» **WHAT IS ASKED**:
Records follow. Pull out every line that contains "Ireland".

------ DATASET RECORDS

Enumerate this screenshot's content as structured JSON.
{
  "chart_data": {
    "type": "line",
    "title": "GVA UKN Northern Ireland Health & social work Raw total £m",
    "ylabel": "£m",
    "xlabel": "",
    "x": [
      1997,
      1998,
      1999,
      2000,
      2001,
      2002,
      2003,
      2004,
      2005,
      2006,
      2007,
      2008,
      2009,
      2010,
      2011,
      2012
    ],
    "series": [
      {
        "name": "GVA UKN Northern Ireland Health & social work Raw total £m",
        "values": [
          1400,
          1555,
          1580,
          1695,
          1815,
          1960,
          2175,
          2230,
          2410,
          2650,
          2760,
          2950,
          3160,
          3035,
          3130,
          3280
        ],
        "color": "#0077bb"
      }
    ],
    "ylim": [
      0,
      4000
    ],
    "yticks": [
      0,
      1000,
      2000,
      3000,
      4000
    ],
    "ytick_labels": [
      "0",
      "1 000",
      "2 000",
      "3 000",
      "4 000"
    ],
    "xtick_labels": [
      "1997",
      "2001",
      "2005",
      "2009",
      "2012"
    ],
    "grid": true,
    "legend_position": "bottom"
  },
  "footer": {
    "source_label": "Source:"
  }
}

------------
------ DATASET RECORDS

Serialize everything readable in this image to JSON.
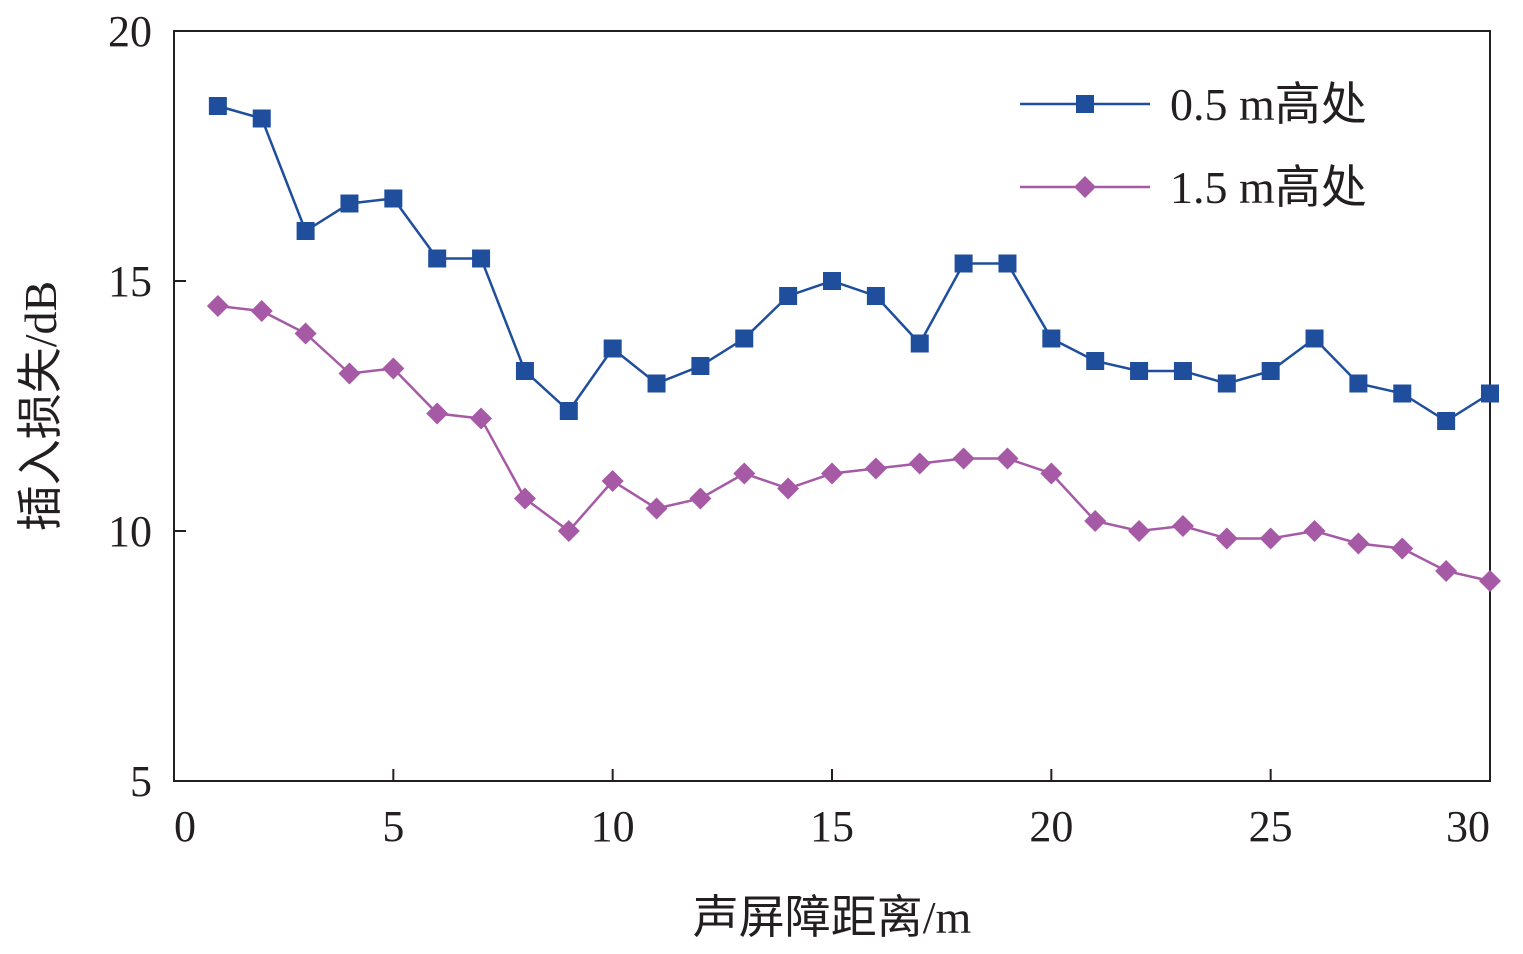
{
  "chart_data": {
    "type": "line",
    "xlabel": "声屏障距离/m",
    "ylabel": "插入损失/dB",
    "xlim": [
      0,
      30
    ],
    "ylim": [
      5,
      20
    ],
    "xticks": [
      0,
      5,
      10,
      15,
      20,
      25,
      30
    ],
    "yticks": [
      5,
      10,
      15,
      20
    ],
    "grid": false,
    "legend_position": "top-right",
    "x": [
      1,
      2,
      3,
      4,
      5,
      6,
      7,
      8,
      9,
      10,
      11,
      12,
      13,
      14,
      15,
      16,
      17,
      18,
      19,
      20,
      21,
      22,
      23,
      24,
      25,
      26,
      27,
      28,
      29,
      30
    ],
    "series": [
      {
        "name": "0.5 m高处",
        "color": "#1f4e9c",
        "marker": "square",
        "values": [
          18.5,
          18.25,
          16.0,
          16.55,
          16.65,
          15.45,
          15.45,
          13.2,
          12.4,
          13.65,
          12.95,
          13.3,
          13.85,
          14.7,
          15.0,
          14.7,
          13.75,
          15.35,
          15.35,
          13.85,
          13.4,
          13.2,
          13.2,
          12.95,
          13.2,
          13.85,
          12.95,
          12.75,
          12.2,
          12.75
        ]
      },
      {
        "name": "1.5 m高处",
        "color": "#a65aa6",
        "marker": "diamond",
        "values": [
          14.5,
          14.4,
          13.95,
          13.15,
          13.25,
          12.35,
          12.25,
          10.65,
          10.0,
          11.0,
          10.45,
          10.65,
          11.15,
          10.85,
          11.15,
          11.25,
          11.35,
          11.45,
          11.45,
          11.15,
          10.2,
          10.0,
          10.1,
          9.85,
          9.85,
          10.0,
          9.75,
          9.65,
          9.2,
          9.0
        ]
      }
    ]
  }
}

------------
------ DATASET RECORDS

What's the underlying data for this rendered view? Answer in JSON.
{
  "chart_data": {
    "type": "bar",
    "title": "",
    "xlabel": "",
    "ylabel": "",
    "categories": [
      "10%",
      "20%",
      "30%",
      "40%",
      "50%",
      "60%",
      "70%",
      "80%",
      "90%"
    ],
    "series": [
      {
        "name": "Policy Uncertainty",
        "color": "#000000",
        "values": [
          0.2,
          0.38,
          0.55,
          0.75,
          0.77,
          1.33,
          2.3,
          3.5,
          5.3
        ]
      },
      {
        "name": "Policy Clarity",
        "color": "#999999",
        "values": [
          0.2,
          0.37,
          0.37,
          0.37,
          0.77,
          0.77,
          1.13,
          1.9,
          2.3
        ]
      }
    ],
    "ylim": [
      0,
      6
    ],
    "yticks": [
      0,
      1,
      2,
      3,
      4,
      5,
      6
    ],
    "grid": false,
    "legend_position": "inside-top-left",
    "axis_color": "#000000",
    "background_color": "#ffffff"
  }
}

------------

» **EXERCISE RESPONSE**:
    "title": "GVA UKN Northern Ireland Health & social work Raw total £m",
        "name": "GVA UKN Northern Ireland Health & social work Raw total £m",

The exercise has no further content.